Task statement: Read the listing and extract each line that includes the word "name".

_____

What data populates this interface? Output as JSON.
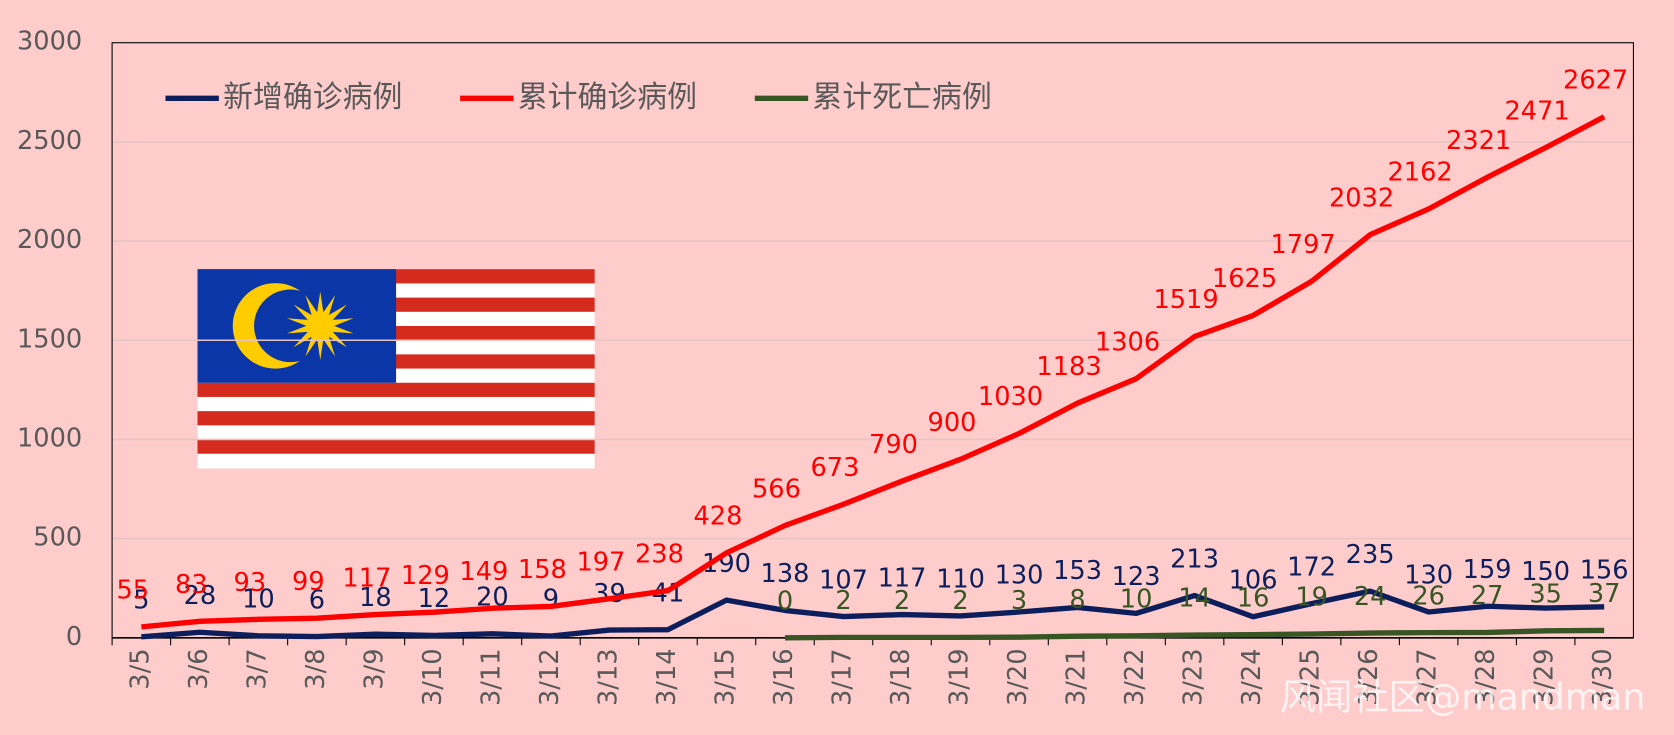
{
  "chart_data": {
    "type": "line",
    "categories": [
      "3/5",
      "3/6",
      "3/7",
      "3/8",
      "3/9",
      "3/10",
      "3/11",
      "3/12",
      "3/13",
      "3/14",
      "3/15",
      "3/16",
      "3/17",
      "3/18",
      "3/19",
      "3/20",
      "3/21",
      "3/22",
      "3/23",
      "3/24",
      "3/25",
      "3/26",
      "3/27",
      "3/28",
      "3/29",
      "3/30"
    ],
    "series": [
      {
        "name": "新增确诊病例",
        "color": "#0c1f5c",
        "values": [
          5,
          28,
          10,
          6,
          18,
          12,
          20,
          9,
          39,
          41,
          190,
          138,
          107,
          117,
          110,
          130,
          153,
          123,
          213,
          106,
          172,
          235,
          130,
          159,
          150,
          156
        ]
      },
      {
        "name": "累计确诊病例",
        "color": "#ff0000",
        "values": [
          55,
          83,
          93,
          99,
          117,
          129,
          149,
          158,
          197,
          238,
          428,
          566,
          673,
          790,
          900,
          1030,
          1183,
          1306,
          1519,
          1625,
          1797,
          2032,
          2162,
          2321,
          2471,
          2627
        ]
      },
      {
        "name": "累计死亡病例",
        "color": "#375623",
        "values": [
          null,
          null,
          null,
          null,
          null,
          null,
          null,
          null,
          null,
          null,
          null,
          0,
          2,
          2,
          2,
          3,
          8,
          10,
          14,
          16,
          19,
          24,
          26,
          27,
          35,
          37
        ]
      }
    ],
    "ylim": [
      0,
      3000
    ],
    "yticks": [
      0,
      500,
      1000,
      1500,
      2000,
      2500,
      3000
    ],
    "grid": true,
    "legend": "top-left",
    "watermark": "风闻社区@mandman"
  }
}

_____

Exercise response:
        "name": "新增确诊病例",
        "name": "累计确诊病例",
        "name": "累计死亡病例",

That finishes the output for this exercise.